PASSAGE TO READ:
******

From these developments, it would seem that several companies are making good progress on systems that can soon offer capabilities to government and commercial customers that either aren’t available today or cost far more on existing systems. Yet, there remains considerable skepticism about these developments, both in Congress and industry, about the ability of these companies to carry out those plans. Those doubts were evident last year in the heated debate about NASA’s commercial crew plans, but it’s clear that that skepticism now extends to other ventures as well, as observers wonder whether companies can make good on their plans given a historical track record of delays and failures.

“Grave concerns” about a “what-if”

That skepticism was on display last week when the House Science, Space, and Technology Committee’s space subcommittee held a hearing on the 2012 budget proposal for the FAA’s Office of Commercial Space Transportation, known in the agency’s lexicon as AST. The office had a budget of $15.2 million in fiscal year 2010, but the 2012 proposal called for a nearly 75 percent increase, to $26.6 million. (The office’s final 2011 budget wasn’t available because of the passage just last month of the final overall spending bill for the fiscal year.)

Part of that increase is linked to plans announced last year to create a Commercial Spaceflight Technical Center at NASA’s Kennedy Space Center (KSC), where the agency will hire 50 people to provide safety and technical support. Another $5 million is set aside for a proposed “Low Cost Access to Space Prize”, patterned after NASA’s Centennial Challenges prize program and the original $10-million Ansari X PRIZE, which would award the money to the first non-government team to demonstrate a partially-reusable launch system that can place a one-kilogram cubesat into orbit.

******

[Stored data entries]
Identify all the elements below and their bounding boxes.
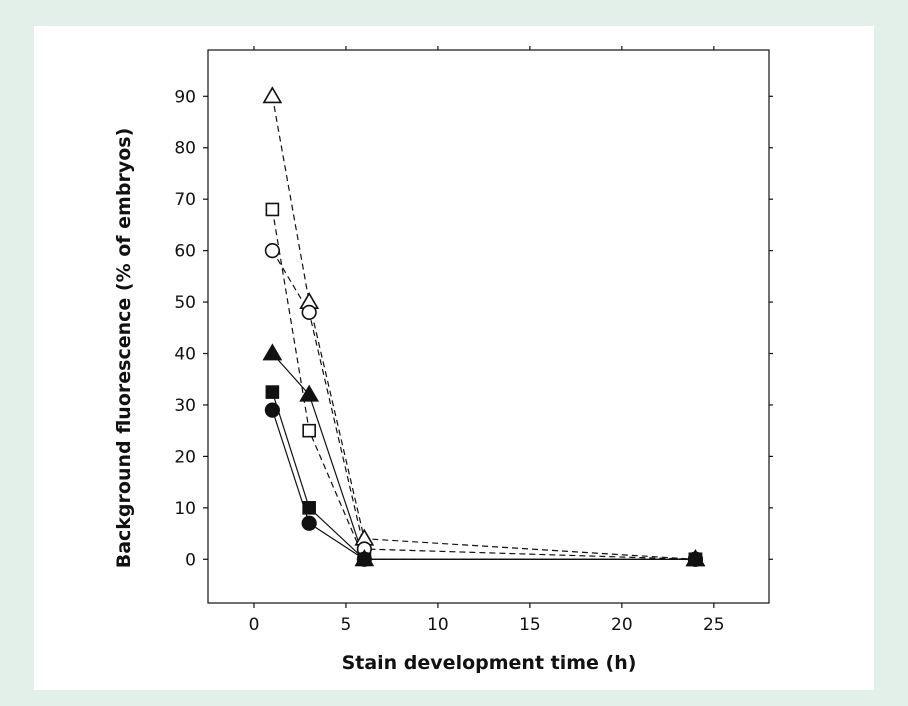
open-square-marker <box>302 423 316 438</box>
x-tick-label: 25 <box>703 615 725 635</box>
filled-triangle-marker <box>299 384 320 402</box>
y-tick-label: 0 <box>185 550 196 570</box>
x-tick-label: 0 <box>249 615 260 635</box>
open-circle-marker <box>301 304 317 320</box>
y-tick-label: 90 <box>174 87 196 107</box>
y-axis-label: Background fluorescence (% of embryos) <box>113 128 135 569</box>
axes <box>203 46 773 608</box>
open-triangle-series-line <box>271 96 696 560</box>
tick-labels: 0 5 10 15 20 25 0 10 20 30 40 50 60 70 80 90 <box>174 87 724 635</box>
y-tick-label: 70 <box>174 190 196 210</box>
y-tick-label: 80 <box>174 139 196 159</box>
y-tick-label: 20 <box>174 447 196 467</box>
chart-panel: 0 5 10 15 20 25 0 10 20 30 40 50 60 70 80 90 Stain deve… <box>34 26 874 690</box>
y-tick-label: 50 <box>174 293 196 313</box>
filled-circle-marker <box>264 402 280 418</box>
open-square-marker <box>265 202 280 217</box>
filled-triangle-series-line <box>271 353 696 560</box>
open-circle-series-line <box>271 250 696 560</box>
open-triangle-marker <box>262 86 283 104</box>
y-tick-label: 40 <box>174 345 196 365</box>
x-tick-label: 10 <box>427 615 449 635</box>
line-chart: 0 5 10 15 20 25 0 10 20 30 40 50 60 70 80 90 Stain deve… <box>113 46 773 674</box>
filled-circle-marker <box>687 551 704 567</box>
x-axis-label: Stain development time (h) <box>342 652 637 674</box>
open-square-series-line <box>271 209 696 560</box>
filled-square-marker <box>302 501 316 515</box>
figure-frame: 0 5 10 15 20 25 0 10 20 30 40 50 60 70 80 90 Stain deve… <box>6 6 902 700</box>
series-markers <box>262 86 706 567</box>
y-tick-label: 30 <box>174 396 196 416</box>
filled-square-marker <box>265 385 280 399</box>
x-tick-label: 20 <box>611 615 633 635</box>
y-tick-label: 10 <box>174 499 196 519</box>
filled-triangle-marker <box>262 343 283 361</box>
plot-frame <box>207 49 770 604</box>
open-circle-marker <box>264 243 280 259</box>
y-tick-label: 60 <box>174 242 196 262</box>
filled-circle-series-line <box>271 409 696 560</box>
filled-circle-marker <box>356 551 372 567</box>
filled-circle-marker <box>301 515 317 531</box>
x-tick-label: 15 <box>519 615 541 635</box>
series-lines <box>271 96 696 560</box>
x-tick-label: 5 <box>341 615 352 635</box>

******

EXERCISE INSTRUCTIONS:
**a.** Translate this sentence from the commercial space passage into Spanish: "The office had a budget of $15.2 million in fiscal year 2010, but the 2012 proposal called for a nearly 75 percent increase, to $26.6 million."
**b.** Extend the commercial space passage, picking up after its final sentence.
The rows play no part in this work.

OUTPUTS IN ORDER:
**a.** La oficina tuvo un presupuesto de 15,2 millones de dólares en el año fiscal 2010, pero la propuesta para 2012 pedía un aumento de casi el 75 por ciento, hasta 26,6 millones de dólares.

**b.**
Another reason for the additional spending is an anticipated sharp increase in commercial launch activity overseen by AST. “In FY2012 we expect to see several dozen licensed or permitted launches,” George Nield, FAA associate administrator for commercial space transportation, said in his opening statement at Thursday’s hearing. The bulk of that activity requiring launch licenses and experimental permits will come from suborbital vehicles, although he also cited commercial resupply missions to the ISS. That’s a sharp increase from past years, where the FAA has rarely had more than ten licensed launches in a year; in 2010 there were only four.

Some members of the subcommittee, though, were skeptical about the need for such a significant budget increase for AST. “You’re asking for us to increase your budget for a ‘what-if,’” claimed Rep. Sandy Adams (R-FL), who was perhaps the strongest critic of the proposed budget increase during the hearing (although, ironically, her district includes KSC and would thus benefit from the increased budget.) “I have grave concerns about that.”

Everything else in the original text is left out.